» **Exercise instructions**: Can you repeat the data below with "candlestick-body" substituted for every "candle-body", leaving out the pictures and changing nothing else?

Excerpt from a dataset
──────────────────────────────
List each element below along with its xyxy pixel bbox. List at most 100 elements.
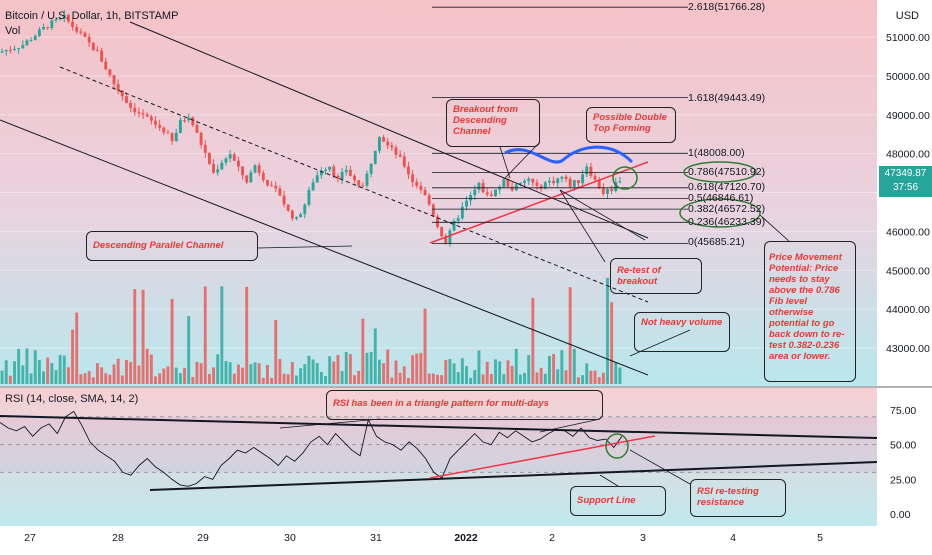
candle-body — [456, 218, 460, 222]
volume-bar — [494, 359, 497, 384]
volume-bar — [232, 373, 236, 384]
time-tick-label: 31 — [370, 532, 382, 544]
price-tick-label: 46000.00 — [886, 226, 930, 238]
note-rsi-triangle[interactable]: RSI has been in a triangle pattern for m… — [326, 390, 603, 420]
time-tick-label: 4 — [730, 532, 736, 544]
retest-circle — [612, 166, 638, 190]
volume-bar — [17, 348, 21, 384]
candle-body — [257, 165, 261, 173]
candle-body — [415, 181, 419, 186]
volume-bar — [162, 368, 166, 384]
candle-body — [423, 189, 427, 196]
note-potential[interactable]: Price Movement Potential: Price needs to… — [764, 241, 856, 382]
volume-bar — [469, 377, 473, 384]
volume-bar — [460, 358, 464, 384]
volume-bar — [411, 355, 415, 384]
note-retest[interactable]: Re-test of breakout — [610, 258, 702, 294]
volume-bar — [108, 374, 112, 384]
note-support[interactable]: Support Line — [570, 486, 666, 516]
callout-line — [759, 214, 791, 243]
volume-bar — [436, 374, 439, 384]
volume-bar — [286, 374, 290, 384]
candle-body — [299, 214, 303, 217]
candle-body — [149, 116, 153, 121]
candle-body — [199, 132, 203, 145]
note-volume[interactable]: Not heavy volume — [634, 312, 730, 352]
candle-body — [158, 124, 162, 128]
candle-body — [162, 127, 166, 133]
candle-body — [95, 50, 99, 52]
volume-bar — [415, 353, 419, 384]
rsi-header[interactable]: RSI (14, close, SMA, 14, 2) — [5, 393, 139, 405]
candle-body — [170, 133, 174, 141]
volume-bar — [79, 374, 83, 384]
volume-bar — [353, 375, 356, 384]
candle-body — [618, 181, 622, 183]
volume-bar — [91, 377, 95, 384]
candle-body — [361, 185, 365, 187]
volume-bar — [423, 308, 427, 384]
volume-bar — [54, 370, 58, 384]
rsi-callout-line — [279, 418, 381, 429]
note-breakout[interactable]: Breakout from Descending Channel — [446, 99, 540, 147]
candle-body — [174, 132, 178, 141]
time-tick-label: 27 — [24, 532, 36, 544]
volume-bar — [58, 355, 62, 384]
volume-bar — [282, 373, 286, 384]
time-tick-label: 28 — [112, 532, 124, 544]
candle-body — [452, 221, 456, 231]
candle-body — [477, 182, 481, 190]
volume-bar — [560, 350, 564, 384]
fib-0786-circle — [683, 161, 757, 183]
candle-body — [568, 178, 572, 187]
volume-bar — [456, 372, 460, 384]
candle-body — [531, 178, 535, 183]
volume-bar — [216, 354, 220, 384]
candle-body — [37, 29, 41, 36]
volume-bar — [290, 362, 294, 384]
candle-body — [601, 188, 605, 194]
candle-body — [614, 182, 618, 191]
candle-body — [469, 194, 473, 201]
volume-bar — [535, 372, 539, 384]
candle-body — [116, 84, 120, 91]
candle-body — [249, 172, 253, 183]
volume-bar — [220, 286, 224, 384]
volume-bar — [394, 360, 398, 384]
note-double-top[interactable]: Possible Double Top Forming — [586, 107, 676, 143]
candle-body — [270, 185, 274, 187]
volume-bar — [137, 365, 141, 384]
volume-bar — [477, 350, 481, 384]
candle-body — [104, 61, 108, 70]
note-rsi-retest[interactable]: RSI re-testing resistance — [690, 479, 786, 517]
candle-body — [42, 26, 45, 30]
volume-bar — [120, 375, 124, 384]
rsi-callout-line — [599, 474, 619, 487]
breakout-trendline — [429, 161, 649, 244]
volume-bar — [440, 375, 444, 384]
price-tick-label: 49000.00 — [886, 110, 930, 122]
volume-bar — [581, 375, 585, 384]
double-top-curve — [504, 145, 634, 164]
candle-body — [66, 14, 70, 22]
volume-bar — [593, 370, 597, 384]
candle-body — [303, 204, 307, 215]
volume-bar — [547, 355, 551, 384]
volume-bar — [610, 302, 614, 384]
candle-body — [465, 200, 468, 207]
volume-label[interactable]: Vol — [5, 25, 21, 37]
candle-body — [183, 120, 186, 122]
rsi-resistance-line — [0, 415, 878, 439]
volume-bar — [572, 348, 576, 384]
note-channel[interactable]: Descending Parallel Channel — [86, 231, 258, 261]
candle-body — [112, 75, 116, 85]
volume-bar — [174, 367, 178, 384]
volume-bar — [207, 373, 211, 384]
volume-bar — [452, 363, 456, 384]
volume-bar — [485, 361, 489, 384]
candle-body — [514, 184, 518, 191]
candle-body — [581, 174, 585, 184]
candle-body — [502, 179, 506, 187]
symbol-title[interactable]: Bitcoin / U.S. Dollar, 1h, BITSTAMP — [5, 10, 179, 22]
──────────────────────────────
» **Answer to the exercise**:
List each element below along with its xyxy pixel bbox. List at most 100 elements.
candlestick-body — [456, 218, 460, 222]
volume-bar — [494, 359, 497, 384]
volume-bar — [232, 373, 236, 384]
time-tick-label: 31 — [370, 532, 382, 544]
price-tick-label: 46000.00 — [886, 226, 930, 238]
note-rsi-triangle[interactable]: RSI has been in a triangle pattern for m… — [326, 390, 603, 420]
time-tick-label: 4 — [730, 532, 736, 544]
retest-circle — [612, 166, 638, 190]
volume-bar — [17, 348, 21, 384]
candlestick-body — [257, 165, 261, 173]
candlestick-body — [415, 181, 419, 186]
volume-bar — [162, 368, 166, 384]
candlestick-body — [423, 189, 427, 196]
note-potential[interactable]: Price Movement Potential: Price needs to… — [764, 241, 856, 382]
volume-bar — [469, 377, 473, 384]
volume-bar — [460, 358, 464, 384]
volume-bar — [411, 355, 415, 384]
note-retest[interactable]: Re-test of breakout — [610, 258, 702, 294]
volume-bar — [108, 374, 112, 384]
note-support[interactable]: Support Line — [570, 486, 666, 516]
callout-line — [759, 214, 791, 243]
volume-bar — [436, 374, 439, 384]
volume-bar — [286, 374, 290, 384]
candlestick-body — [299, 214, 303, 217]
candlestick-body — [149, 116, 153, 121]
candlestick-body — [199, 132, 203, 145]
note-volume[interactable]: Not heavy volume — [634, 312, 730, 352]
candlestick-body — [158, 124, 162, 128]
candlestick-body — [162, 127, 166, 133]
candlestick-body — [95, 50, 99, 52]
volume-bar — [415, 353, 419, 384]
rsi-header[interactable]: RSI (14, close, SMA, 14, 2) — [5, 393, 139, 405]
candlestick-body — [170, 133, 174, 141]
volume-bar — [79, 374, 83, 384]
volume-bar — [353, 375, 356, 384]
candlestick-body — [618, 181, 622, 183]
volume-bar — [91, 377, 95, 384]
candlestick-body — [361, 185, 365, 187]
volume-bar — [423, 308, 427, 384]
volume-bar — [54, 370, 58, 384]
rsi-callout-line — [279, 418, 381, 429]
note-breakout[interactable]: Breakout from Descending Channel — [446, 99, 540, 147]
candlestick-body — [174, 132, 178, 141]
time-tick-label: 27 — [24, 532, 36, 544]
volume-bar — [58, 355, 62, 384]
volume-bar — [282, 373, 286, 384]
time-tick-label: 28 — [112, 532, 124, 544]
candlestick-body — [452, 221, 456, 231]
candlestick-body — [477, 182, 481, 190]
volume-bar — [560, 350, 564, 384]
fib-0786-circle — [683, 161, 757, 183]
candlestick-body — [568, 178, 572, 187]
volume-bar — [456, 372, 460, 384]
candlestick-body — [531, 178, 535, 183]
volume-bar — [216, 354, 220, 384]
candlestick-body — [37, 29, 41, 36]
volume-bar — [290, 362, 294, 384]
candlestick-body — [601, 188, 605, 194]
candlestick-body — [614, 182, 618, 191]
candlestick-body — [469, 194, 473, 201]
volume-bar — [535, 372, 539, 384]
candlestick-body — [116, 84, 120, 91]
candlestick-body — [249, 172, 253, 183]
volume-bar — [220, 286, 224, 384]
volume-bar — [394, 360, 398, 384]
note-double-top[interactable]: Possible Double Top Forming — [586, 107, 676, 143]
candlestick-body — [270, 185, 274, 187]
volume-bar — [137, 365, 141, 384]
volume-bar — [477, 350, 481, 384]
candlestick-body — [104, 61, 108, 70]
note-rsi-retest[interactable]: RSI re-testing resistance — [690, 479, 786, 517]
candlestick-body — [42, 26, 45, 30]
volume-bar — [120, 375, 124, 384]
rsi-callout-line — [599, 474, 619, 487]
breakout-trendline — [429, 161, 649, 244]
volume-bar — [440, 375, 444, 384]
price-tick-label: 49000.00 — [886, 110, 930, 122]
volume-bar — [581, 375, 585, 384]
double-top-curve — [504, 145, 634, 164]
candlestick-body — [66, 14, 70, 22]
volume-bar — [593, 370, 597, 384]
candlestick-body — [303, 204, 307, 215]
volume-bar — [547, 355, 551, 384]
volume-bar — [610, 302, 614, 384]
candlestick-body — [465, 200, 468, 207]
volume-label[interactable]: Vol — [5, 25, 21, 37]
candlestick-body — [183, 120, 186, 122]
rsi-resistance-line — [0, 415, 878, 439]
volume-bar — [572, 348, 576, 384]
note-channel[interactable]: Descending Parallel Channel — [86, 231, 258, 261]
candlestick-body — [112, 75, 116, 85]
volume-bar — [174, 367, 178, 384]
volume-bar — [207, 373, 211, 384]
volume-bar — [452, 363, 456, 384]
volume-bar — [485, 361, 489, 384]
candlestick-body — [514, 184, 518, 191]
candlestick-body — [581, 174, 585, 184]
candlestick-body — [502, 179, 506, 187]
symbol-title[interactable]: Bitcoin / U.S. Dollar, 1h, BITSTAMP — [5, 10, 179, 22]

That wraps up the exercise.